What is asked:
Reproduce every entry exactly.

[Stored records]
==========
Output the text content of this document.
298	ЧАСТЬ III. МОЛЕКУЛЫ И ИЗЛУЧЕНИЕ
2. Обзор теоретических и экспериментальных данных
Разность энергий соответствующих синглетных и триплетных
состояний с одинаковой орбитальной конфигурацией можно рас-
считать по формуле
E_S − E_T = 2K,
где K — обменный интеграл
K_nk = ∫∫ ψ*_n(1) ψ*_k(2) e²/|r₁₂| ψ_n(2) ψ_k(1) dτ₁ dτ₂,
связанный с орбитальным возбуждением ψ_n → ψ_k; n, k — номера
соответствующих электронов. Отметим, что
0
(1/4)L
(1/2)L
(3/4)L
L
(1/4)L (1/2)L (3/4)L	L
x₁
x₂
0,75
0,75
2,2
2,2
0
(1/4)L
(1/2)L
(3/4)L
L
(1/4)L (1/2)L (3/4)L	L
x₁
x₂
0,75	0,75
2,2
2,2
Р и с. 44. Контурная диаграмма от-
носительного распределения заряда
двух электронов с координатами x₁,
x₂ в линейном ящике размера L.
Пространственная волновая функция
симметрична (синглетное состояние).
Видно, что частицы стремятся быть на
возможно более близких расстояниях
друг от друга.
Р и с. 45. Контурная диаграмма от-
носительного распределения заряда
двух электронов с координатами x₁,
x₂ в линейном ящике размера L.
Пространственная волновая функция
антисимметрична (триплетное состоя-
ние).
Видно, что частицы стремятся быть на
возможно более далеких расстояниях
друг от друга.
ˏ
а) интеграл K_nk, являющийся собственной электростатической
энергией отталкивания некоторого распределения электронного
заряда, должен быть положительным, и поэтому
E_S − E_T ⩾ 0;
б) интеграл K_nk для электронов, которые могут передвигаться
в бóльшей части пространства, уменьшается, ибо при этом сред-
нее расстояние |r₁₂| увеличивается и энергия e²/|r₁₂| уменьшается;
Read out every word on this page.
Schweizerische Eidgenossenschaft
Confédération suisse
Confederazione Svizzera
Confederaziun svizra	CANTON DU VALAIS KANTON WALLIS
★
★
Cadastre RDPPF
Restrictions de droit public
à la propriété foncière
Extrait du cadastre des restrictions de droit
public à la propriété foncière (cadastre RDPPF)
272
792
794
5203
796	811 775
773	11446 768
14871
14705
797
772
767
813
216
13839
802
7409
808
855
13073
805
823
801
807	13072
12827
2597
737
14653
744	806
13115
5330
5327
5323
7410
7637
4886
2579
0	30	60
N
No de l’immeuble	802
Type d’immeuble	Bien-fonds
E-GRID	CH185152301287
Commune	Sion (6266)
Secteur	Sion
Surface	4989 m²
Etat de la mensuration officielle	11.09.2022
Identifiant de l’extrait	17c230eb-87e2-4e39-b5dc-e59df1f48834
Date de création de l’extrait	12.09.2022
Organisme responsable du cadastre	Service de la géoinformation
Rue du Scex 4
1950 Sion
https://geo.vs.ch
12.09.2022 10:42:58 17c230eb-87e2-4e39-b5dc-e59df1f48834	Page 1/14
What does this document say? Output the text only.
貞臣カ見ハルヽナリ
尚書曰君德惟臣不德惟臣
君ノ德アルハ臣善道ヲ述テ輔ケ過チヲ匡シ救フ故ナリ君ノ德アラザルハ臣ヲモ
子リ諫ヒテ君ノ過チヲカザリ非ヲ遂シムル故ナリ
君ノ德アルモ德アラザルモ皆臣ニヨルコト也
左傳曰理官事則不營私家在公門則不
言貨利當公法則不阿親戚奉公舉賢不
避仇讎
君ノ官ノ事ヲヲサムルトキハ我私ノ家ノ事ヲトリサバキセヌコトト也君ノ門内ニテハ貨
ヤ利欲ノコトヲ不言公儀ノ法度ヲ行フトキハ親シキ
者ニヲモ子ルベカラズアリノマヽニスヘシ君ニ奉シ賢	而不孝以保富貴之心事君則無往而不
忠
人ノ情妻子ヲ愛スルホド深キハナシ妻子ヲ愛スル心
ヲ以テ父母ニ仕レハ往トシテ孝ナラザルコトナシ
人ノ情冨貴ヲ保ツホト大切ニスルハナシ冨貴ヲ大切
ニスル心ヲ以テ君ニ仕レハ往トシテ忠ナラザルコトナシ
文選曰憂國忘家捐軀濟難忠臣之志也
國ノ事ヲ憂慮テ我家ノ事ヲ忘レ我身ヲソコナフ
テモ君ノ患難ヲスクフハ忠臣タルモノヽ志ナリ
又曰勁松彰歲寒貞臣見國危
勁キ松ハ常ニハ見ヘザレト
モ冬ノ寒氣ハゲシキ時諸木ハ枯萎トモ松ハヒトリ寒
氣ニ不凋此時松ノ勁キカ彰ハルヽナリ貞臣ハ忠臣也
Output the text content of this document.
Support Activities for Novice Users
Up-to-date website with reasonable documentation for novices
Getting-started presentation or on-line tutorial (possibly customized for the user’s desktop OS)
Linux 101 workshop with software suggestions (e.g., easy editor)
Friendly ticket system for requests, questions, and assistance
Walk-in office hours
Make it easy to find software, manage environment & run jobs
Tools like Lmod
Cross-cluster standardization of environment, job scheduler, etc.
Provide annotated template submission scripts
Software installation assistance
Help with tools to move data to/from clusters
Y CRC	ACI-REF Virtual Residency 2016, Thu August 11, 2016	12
==========
Response to this exercise:
Output the text content of this document.
298	ЧАСТЬ III. МОЛЕКУЛЫ И ИЗЛУЧЕНИЕ
2. Обзор теоретических и экспериментальных данных
Разность энергий соответствующих синглетных и триплетных
состояний с одинаковой орбитальной конфигурацией можно рас-
считать по формуле
E_S − E_T = 2K,
где K — обменный интеграл
K_nk = ∫∫ ψ*_n(1) ψ*_k(2) e²/|r₁₂| ψ_n(2) ψ_k(1) dτ₁ dτ₂,
связанный с орбитальным возбуждением ψ_n → ψ_k; n, k — номера
соответствующих электронов. Отметим, что
0
(1/4)L
(1/2)L
(3/4)L
L
(1/4)L (1/2)L (3/4)L	L
x₁
x₂
0,75
0,75
2,2
2,2
0
(1/4)L
(1/2)L
(3/4)L
L
(1/4)L (1/2)L (3/4)L	L
x₁
x₂
0,75	0,75
2,2
2,2
Р и с. 44. Контурная диаграмма от-
носительного распределения заряда
двух электронов с координатами x₁,
x₂ в линейном ящике размера L.
Пространственная волновая функция
симметрична (синглетное состояние).
Видно, что частицы стремятся быть на
возможно более близких расстояниях
друг от друга.
Р и с. 45. Контурная диаграмма от-
носительного распределения заряда
двух электронов с координатами x₁,
x₂ в линейном ящике размера L.
Пространственная волновая функция
антисимметрична (триплетное состоя-
ние).
Видно, что частицы стремятся быть на
возможно более далеких расстояниях
друг от друга.
ˏ
а) интеграл K_nk, являющийся собственной электростатической
энергией отталкивания некоторого распределения электронного
заряда, должен быть положительным, и поэтому
E_S − E_T ⩾ 0;
б) интеграл K_nk для электронов, которые могут передвигаться
в бóльшей части пространства, уменьшается, ибо при этом сред-
нее расстояние |r₁₂| увеличивается и энергия e²/|r₁₂| уменьшается;
Read out every word on this page.
Schweizerische Eidgenossenschaft
Confédération suisse
Confederazione Svizzera
Confederaziun svizra	CANTON DU VALAIS KANTON WALLIS
★
★
Cadastre RDPPF
Restrictions de droit public
à la propriété foncière
Extrait du cadastre des restrictions de droit
public à la propriété foncière (cadastre RDPPF)
272
792
794
5203
796	811 775
773	11446 768
14871
14705
797
772
767
813
216
13839
802
7409
808
855
13073
805
823
801
807	13072
12827
2597
737
14653
744	806
13115
5330
5327
5323
7410
7637
4886
2579
0	30	60
N
No de l’immeuble	802
Type d’immeuble	Bien-fonds
E-GRID	CH185152301287
Commune	Sion (6266)
Secteur	Sion
Surface	4989 m²
Etat de la mensuration officielle	11.09.2022
Identifiant de l’extrait	17c230eb-87e2-4e39-b5dc-e59df1f48834
Date de création de l’extrait	12.09.2022
Organisme responsable du cadastre	Service de la géoinformation
Rue du Scex 4
1950 Sion
https://geo.vs.ch
12.09.2022 10:42:58 17c230eb-87e2-4e39-b5dc-e59df1f48834	Page 1/14
What does this document say? Output the text only.
貞臣カ見ハルヽナリ
尚書曰君德惟臣不德惟臣
君ノ德アルハ臣善道ヲ述テ輔ケ過チヲ匡シ救フ故ナリ君ノ德アラザルハ臣ヲモ
子リ諫ヒテ君ノ過チヲカザリ非ヲ遂シムル故ナリ
君ノ德アルモ德アラザルモ皆臣ニヨルコト也
左傳曰理官事則不營私家在公門則不
言貨利當公法則不阿親戚奉公舉賢不
避仇讎
君ノ官ノ事ヲヲサムルトキハ我私ノ家ノ事ヲトリサバキセヌコトト也君ノ門内ニテハ貨
ヤ利欲ノコトヲ不言公儀ノ法度ヲ行フトキハ親シキ
者ニヲモ子ルベカラズアリノマヽニスヘシ君ニ奉シ賢	而不孝以保富貴之心事君則無往而不
忠
人ノ情妻子ヲ愛スルホド深キハナシ妻子ヲ愛スル心
ヲ以テ父母ニ仕レハ往トシテ孝ナラザルコトナシ
人ノ情冨貴ヲ保ツホト大切ニスルハナシ冨貴ヲ大切
ニスル心ヲ以テ君ニ仕レハ往トシテ忠ナラザルコトナシ
文選曰憂國忘家捐軀濟難忠臣之志也
國ノ事ヲ憂慮テ我家ノ事ヲ忘レ我身ヲソコナフ
テモ君ノ患難ヲスクフハ忠臣タルモノヽ志ナリ
又曰勁松彰歲寒貞臣見國危
勁キ松ハ常ニハ見ヘザレト
モ冬ノ寒氣ハゲシキ時諸木ハ枯萎トモ松ハヒトリ寒
氣ニ不凋此時松ノ勁キカ彰ハルヽナリ貞臣ハ忠臣也
Output the text content of this document.
Support Activities for Novice Users
Up-to-date website with reasonable documentation for novices
Getting-started presentation or on-line tutorial (possibly customized for the user’s desktop OS)
Linux 101 workshop with software suggestions (e.g., easy editor)
Friendly ticket system for requests, questions, and assistance
Walk-in office hours
Make it easy to find software, manage environment & run jobs
Tools like Lmod
Cross-cluster standardization of environment, job scheduler, etc.
Provide annotated template submission scripts
Software installation assistance
Help with tools to move data to/from clusters
Y CRC	ACI-REF Virtual Residency 2016, Thu August 11, 2016	12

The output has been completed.